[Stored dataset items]
* begin *
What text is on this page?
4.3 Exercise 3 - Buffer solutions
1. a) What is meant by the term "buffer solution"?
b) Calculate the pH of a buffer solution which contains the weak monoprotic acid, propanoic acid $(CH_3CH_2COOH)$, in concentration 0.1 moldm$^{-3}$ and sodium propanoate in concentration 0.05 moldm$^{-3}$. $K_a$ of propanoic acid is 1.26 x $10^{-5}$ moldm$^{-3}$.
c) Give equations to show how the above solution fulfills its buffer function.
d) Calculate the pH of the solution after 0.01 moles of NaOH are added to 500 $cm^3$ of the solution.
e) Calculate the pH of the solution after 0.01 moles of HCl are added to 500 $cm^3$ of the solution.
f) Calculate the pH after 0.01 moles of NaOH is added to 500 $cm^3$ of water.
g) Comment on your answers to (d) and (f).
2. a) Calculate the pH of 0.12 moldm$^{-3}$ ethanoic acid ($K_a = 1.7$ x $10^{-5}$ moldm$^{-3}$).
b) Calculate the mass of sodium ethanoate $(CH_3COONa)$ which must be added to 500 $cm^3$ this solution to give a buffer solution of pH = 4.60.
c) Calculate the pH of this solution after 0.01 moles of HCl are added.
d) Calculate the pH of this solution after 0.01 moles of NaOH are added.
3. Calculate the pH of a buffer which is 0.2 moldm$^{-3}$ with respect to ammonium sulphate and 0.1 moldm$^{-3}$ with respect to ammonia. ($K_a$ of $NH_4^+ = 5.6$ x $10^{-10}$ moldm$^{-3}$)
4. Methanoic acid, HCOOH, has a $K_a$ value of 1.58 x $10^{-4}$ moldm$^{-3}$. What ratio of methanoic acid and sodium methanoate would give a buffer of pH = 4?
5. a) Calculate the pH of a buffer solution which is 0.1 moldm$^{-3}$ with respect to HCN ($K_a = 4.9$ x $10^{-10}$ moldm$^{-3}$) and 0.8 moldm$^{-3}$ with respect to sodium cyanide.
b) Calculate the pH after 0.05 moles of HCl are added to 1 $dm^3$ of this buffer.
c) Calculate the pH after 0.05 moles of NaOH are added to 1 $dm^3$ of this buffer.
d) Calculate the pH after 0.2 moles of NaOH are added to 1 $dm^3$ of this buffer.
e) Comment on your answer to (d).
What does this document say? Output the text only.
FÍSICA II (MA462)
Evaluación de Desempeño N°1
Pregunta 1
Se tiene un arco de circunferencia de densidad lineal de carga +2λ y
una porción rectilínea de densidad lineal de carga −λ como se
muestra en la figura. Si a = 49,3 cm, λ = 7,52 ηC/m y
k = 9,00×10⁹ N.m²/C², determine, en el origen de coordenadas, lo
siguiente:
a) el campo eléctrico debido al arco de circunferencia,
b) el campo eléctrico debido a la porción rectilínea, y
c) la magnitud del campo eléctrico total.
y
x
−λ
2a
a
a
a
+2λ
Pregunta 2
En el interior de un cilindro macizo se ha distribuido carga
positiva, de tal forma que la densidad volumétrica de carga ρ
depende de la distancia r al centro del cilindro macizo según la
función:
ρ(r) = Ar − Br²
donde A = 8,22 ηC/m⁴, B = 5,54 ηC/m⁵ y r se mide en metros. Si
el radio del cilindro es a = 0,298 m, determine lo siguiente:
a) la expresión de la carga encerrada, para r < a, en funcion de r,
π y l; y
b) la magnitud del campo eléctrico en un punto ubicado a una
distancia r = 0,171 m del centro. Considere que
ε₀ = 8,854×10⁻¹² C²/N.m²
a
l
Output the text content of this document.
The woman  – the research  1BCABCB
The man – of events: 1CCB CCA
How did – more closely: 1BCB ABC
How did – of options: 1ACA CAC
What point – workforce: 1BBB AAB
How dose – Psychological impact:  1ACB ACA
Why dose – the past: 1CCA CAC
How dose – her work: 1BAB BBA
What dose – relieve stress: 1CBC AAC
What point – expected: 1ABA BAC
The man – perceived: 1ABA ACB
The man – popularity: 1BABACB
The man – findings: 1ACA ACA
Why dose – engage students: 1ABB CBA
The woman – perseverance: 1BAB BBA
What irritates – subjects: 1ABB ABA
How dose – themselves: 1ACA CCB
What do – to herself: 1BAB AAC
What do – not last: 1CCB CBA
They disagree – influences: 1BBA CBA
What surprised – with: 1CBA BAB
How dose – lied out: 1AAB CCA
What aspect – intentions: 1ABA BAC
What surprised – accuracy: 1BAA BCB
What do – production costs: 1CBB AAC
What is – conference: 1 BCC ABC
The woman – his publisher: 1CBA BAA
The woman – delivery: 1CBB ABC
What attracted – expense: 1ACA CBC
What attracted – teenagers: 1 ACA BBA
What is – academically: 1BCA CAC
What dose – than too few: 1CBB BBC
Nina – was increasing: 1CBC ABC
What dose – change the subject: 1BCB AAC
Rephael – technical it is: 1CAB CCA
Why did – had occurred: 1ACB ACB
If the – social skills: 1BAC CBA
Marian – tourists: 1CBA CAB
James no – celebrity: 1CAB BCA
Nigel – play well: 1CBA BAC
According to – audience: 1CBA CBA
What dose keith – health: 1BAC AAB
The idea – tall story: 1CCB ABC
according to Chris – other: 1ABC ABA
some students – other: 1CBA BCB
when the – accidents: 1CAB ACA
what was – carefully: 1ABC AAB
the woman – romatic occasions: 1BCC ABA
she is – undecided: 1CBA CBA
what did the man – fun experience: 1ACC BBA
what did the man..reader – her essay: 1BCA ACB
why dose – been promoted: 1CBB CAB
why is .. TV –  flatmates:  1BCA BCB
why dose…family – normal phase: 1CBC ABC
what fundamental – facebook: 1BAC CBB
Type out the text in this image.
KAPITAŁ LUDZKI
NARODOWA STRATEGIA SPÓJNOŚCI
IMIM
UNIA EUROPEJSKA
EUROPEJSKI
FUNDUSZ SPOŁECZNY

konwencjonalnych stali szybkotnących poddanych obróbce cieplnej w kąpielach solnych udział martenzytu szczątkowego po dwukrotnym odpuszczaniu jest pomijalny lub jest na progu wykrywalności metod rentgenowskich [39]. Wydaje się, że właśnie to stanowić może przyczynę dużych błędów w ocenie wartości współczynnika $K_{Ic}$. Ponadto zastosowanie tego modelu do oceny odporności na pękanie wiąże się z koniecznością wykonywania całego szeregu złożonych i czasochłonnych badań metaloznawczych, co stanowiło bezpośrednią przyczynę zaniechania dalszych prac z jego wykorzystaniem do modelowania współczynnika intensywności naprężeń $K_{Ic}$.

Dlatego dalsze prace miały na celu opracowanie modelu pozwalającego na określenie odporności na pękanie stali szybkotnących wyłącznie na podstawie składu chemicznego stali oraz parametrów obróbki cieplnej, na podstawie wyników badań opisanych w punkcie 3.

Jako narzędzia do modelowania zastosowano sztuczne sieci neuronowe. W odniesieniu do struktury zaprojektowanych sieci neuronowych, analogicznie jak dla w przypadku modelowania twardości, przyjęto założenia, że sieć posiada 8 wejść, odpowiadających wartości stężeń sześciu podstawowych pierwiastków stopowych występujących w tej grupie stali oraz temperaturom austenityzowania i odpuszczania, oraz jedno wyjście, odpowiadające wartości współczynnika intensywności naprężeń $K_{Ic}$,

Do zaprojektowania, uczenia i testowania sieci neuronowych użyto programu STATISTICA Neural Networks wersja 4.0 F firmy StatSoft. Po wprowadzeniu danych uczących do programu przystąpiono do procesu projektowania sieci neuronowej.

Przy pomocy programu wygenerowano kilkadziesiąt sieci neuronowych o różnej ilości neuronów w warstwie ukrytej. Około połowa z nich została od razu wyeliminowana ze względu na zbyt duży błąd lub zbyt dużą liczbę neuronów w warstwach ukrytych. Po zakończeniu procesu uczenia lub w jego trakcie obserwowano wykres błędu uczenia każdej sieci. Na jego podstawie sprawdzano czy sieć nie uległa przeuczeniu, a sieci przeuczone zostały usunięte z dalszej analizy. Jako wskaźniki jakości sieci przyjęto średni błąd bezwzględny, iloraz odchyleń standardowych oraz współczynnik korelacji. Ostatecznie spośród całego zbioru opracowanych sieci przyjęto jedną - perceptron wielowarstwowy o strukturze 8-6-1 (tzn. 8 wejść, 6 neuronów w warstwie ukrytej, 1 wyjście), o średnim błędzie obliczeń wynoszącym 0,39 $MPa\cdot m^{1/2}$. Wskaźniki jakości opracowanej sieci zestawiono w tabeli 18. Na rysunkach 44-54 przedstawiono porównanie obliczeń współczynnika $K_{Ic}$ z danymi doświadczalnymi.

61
* end *
In the records above, find each line with the word "determine" and copy it.

→ **Result of this exercise**
k = 9,00×10⁹ N.m²/C², determine, en el origen de coordenadas, lo
el radio del cilindro es a = 0,298 m, determine lo siguiente:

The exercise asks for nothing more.